Records from a collection:
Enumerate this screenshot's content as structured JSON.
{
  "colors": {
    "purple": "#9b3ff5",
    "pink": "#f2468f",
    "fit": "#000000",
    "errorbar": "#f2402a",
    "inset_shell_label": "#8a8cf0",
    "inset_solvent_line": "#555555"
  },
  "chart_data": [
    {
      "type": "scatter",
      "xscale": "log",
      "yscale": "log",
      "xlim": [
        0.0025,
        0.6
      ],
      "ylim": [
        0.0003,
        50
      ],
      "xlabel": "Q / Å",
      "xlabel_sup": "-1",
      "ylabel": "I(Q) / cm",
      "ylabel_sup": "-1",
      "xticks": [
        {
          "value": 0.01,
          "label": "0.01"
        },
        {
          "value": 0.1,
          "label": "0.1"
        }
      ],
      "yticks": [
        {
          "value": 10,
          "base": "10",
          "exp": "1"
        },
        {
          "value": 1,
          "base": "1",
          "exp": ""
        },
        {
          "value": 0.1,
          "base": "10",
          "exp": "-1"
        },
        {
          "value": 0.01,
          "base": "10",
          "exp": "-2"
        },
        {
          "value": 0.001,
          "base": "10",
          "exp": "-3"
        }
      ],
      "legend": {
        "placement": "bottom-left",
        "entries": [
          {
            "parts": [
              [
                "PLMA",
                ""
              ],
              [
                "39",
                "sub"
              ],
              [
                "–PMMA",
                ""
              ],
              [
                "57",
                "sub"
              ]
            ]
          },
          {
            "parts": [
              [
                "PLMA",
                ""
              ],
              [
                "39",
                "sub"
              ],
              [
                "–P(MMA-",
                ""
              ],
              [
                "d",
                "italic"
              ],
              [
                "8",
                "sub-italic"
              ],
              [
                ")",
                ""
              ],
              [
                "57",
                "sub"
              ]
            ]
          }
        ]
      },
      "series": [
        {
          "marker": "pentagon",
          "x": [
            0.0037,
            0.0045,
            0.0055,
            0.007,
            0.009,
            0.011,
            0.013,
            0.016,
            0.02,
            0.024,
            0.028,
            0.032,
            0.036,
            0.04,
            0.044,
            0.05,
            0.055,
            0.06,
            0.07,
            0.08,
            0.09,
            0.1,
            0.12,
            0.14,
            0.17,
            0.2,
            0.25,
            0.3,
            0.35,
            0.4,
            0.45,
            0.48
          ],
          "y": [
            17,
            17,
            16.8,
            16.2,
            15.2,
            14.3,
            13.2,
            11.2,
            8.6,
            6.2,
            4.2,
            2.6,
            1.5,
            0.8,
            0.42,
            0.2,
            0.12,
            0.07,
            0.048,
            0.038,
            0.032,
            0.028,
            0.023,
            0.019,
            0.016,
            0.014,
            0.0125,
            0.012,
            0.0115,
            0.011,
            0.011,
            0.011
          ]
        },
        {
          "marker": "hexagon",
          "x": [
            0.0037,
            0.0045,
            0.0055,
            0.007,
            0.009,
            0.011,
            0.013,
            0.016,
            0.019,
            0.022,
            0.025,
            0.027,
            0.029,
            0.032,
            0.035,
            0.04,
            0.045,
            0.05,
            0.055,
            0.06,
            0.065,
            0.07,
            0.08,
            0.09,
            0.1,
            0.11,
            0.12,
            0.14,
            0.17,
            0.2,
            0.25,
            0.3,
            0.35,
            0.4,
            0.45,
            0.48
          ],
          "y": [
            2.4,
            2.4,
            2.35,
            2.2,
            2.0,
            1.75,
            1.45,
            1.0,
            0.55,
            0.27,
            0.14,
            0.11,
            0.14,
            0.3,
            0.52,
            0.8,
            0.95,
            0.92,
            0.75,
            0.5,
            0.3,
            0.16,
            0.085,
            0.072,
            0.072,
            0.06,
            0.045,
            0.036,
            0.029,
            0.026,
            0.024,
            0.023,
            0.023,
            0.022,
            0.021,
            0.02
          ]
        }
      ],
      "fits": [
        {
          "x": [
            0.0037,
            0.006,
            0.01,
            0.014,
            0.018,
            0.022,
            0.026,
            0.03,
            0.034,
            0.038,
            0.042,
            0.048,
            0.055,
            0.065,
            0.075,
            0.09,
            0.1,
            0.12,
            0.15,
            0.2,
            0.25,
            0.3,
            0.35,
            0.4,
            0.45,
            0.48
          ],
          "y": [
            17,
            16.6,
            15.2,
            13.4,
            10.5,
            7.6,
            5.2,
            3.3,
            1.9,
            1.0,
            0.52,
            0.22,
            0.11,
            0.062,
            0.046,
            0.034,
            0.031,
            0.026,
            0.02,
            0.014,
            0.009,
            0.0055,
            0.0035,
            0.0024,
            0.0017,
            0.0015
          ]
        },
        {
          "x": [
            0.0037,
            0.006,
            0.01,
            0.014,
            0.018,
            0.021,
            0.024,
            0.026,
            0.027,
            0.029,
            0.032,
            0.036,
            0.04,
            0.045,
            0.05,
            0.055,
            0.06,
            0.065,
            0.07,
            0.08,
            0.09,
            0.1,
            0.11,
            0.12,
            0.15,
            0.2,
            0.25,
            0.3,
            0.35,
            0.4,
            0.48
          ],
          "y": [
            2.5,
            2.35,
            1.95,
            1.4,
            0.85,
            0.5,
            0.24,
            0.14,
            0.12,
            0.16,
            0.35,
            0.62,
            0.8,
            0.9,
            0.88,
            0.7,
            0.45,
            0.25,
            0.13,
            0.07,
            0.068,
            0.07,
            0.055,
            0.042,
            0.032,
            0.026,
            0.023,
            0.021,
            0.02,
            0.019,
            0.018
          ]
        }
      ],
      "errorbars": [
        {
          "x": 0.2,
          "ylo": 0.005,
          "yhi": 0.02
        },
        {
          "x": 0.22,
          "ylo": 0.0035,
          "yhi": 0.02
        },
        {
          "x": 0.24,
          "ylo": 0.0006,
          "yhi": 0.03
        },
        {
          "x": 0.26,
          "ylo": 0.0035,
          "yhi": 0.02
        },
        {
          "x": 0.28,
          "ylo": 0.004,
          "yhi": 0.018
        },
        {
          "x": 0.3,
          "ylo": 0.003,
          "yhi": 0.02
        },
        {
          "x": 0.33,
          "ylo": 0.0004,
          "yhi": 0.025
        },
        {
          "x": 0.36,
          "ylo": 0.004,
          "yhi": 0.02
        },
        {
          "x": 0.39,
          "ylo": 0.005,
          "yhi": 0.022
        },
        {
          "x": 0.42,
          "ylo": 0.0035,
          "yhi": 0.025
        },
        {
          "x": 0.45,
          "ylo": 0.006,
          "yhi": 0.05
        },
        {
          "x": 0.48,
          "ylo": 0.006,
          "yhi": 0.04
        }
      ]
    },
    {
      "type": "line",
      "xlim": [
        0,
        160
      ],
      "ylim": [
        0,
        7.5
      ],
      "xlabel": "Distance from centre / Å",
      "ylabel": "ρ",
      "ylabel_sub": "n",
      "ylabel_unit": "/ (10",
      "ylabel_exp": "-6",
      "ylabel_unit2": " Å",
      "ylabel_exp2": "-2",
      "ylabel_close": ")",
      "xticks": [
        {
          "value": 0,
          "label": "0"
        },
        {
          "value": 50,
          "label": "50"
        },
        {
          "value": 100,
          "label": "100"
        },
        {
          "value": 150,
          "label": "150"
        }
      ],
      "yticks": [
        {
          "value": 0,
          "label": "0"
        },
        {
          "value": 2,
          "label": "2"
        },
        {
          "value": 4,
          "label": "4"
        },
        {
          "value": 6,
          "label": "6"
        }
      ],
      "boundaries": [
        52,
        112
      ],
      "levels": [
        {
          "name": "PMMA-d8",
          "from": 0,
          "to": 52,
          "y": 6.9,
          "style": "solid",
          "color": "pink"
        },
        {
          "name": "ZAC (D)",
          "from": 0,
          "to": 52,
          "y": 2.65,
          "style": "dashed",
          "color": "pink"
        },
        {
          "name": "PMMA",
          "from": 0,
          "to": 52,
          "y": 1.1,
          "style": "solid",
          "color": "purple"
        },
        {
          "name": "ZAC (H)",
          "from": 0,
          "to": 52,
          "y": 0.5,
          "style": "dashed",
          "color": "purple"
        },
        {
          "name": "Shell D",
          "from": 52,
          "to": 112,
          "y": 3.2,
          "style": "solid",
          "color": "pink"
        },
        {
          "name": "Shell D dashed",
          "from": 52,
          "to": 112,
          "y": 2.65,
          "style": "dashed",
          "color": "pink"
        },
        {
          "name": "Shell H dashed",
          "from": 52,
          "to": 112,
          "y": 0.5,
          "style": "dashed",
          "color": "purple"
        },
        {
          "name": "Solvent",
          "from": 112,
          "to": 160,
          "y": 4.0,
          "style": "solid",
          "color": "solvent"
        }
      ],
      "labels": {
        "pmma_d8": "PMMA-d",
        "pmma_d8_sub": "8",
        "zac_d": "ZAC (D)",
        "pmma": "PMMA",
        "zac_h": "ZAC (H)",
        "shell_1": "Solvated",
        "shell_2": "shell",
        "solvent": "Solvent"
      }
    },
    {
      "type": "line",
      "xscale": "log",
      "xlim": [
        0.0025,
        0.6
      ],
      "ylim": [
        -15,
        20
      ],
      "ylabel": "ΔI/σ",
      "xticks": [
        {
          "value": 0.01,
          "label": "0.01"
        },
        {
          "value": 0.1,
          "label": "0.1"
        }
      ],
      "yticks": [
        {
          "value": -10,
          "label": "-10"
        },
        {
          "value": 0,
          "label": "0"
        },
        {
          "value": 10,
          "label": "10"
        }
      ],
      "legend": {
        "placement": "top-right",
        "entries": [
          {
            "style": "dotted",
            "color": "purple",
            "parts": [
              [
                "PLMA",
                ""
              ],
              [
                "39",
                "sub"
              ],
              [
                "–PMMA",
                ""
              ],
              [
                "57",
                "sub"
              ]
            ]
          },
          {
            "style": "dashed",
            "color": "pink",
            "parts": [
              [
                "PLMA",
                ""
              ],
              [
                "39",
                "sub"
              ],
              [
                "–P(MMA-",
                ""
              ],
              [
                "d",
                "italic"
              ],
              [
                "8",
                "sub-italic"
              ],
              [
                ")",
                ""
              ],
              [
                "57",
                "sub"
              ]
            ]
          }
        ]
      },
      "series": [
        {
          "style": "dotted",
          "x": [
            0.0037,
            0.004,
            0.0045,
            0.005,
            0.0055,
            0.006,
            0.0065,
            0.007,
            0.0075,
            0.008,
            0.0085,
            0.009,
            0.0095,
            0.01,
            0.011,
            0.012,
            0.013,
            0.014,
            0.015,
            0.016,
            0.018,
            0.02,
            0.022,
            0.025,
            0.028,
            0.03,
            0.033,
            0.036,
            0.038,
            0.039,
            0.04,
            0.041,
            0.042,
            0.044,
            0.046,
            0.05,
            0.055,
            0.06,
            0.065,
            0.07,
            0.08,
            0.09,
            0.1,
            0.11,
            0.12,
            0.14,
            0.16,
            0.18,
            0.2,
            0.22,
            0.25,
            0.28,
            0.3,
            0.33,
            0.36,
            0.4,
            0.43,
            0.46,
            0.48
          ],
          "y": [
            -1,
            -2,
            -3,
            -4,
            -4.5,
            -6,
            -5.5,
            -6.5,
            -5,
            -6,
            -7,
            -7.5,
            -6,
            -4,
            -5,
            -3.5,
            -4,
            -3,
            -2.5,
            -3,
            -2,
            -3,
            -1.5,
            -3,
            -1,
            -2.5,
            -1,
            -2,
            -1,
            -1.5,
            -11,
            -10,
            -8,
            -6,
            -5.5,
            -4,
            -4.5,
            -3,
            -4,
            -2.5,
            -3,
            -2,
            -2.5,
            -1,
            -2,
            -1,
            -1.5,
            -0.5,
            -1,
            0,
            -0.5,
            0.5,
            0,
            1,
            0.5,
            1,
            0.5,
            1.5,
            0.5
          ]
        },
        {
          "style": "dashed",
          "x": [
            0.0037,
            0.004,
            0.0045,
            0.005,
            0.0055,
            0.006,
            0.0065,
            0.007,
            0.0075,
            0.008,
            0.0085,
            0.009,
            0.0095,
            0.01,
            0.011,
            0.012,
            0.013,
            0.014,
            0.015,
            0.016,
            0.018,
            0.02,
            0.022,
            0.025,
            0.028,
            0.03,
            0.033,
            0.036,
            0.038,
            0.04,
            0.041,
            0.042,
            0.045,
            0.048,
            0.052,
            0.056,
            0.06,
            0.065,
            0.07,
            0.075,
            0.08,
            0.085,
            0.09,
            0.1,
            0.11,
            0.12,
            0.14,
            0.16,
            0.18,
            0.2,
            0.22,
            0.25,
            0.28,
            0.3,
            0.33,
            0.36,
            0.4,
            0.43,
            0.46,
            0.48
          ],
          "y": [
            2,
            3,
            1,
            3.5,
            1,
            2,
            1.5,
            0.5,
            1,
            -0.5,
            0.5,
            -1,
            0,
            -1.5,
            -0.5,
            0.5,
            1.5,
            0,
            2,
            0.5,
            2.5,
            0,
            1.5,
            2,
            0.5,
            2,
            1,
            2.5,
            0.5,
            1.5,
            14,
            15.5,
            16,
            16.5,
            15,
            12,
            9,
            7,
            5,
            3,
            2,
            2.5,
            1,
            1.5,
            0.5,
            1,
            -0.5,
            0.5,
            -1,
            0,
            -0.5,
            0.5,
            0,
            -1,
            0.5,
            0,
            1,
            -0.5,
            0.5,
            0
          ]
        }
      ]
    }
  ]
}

OBJECTIVE: Show all lines from the listing above in which "name" appears.

RESULT OF THIS TASK:
          "name": "PMMA-d8",
          "name": "ZAC (D)",
          "name": "PMMA",
          "name": "ZAC (H)",
          "name": "Shell D",
          "name": "Shell D dashed",
          "name": "Shell H dashed",
          "name": "Solvent",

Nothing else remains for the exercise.